**WHAT IS REQUIRED:** Transcribe every line of the listing below without any deviation.

**EXERCISE DATA:**
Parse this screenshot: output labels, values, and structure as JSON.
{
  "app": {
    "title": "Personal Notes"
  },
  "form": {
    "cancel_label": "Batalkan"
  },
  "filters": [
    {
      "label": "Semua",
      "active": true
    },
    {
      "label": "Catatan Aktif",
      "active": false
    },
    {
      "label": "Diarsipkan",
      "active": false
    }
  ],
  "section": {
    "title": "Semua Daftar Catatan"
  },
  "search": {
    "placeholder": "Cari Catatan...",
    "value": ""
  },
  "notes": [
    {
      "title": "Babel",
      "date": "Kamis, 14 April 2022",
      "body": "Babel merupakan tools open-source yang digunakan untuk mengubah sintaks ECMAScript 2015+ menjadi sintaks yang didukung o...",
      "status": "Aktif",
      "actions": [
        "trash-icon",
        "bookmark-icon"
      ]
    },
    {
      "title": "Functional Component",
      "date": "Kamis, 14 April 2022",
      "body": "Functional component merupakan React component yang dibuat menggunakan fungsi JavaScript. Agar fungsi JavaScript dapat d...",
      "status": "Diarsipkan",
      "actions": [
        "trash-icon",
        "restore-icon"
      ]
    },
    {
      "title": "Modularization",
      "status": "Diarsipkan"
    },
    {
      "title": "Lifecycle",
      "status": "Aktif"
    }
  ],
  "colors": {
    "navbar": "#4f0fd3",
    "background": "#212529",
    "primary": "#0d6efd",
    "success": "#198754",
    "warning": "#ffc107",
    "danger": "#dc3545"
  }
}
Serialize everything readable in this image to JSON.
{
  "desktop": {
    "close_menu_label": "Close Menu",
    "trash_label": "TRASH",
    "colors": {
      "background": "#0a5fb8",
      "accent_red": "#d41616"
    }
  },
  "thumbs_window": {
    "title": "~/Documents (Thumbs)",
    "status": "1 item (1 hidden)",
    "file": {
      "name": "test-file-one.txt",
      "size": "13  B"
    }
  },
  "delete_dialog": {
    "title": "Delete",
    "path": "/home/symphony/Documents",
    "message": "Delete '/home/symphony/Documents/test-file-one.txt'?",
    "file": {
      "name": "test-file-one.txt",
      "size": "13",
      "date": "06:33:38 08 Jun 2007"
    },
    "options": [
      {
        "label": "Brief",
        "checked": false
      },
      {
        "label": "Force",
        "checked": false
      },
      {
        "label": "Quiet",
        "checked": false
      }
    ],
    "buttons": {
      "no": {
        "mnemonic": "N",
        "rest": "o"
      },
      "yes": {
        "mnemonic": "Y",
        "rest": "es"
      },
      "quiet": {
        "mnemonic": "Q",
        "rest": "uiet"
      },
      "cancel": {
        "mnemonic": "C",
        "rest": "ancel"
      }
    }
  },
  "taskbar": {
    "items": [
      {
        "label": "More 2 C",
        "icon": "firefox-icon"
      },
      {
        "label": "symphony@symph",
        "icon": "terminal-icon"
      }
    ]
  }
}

**FINAL RESULT:**
Parse this screenshot: output labels, values, and structure as JSON.
{
  "app": {
    "title": "Personal Notes"
  },
  "form": {
    "cancel_label": "Batalkan"
  },
  "filters": [
    {
      "label": "Semua",
      "active": true
    },
    {
      "label": "Catatan Aktif",
      "active": false
    },
    {
      "label": "Diarsipkan",
      "active": false
    }
  ],
  "section": {
    "title": "Semua Daftar Catatan"
  },
  "search": {
    "placeholder": "Cari Catatan...",
    "value": ""
  },
  "notes": [
    {
      "title": "Babel",
      "date": "Kamis, 14 April 2022",
      "body": "Babel merupakan tools open-source yang digunakan untuk mengubah sintaks ECMAScript 2015+ menjadi sintaks yang didukung o...",
      "status": "Aktif",
      "actions": [
        "trash-icon",
        "bookmark-icon"
      ]
    },
    {
      "title": "Functional Component",
      "date": "Kamis, 14 April 2022",
      "body": "Functional component merupakan React component yang dibuat menggunakan fungsi JavaScript. Agar fungsi JavaScript dapat d...",
      "status": "Diarsipkan",
      "actions": [
        "trash-icon",
        "restore-icon"
      ]
    },
    {
      "title": "Modularization",
      "status": "Diarsipkan"
    },
    {
      "title": "Lifecycle",
      "status": "Aktif"
    }
  ],
  "colors": {
    "navbar": "#4f0fd3",
    "background": "#212529",
    "primary": "#0d6efd",
    "success": "#198754",
    "warning": "#ffc107",
    "danger": "#dc3545"
  }
}
Serialize everything readable in this image to JSON.
{
  "desktop": {
    "close_menu_label": "Close Menu",
    "trash_label": "TRASH",
    "colors": {
      "background": "#0a5fb8",
      "accent_red": "#d41616"
    }
  },
  "thumbs_window": {
    "title": "~/Documents (Thumbs)",
    "status": "1 item (1 hidden)",
    "file": {
      "name": "test-file-one.txt",
      "size": "13  B"
    }
  },
  "delete_dialog": {
    "title": "Delete",
    "path": "/home/symphony/Documents",
    "message": "Delete '/home/symphony/Documents/test-file-one.txt'?",
    "file": {
      "name": "test-file-one.txt",
      "size": "13",
      "date": "06:33:38 08 Jun 2007"
    },
    "options": [
      {
        "label": "Brief",
        "checked": false
      },
      {
        "label": "Force",
        "checked": false
      },
      {
        "label": "Quiet",
        "checked": false
      }
    ],
    "buttons": {
      "no": {
        "mnemonic": "N",
        "rest": "o"
      },
      "yes": {
        "mnemonic": "Y",
        "rest": "es"
      },
      "quiet": {
        "mnemonic": "Q",
        "rest": "uiet"
      },
      "cancel": {
        "mnemonic": "C",
        "rest": "ancel"
      }
    }
  },
  "taskbar": {
    "items": [
      {
        "label": "More 2 C",
        "icon": "firefox-icon"
      },
      {
        "label": "symphony@symph",
        "icon": "terminal-icon"
      }
    ]
  }
}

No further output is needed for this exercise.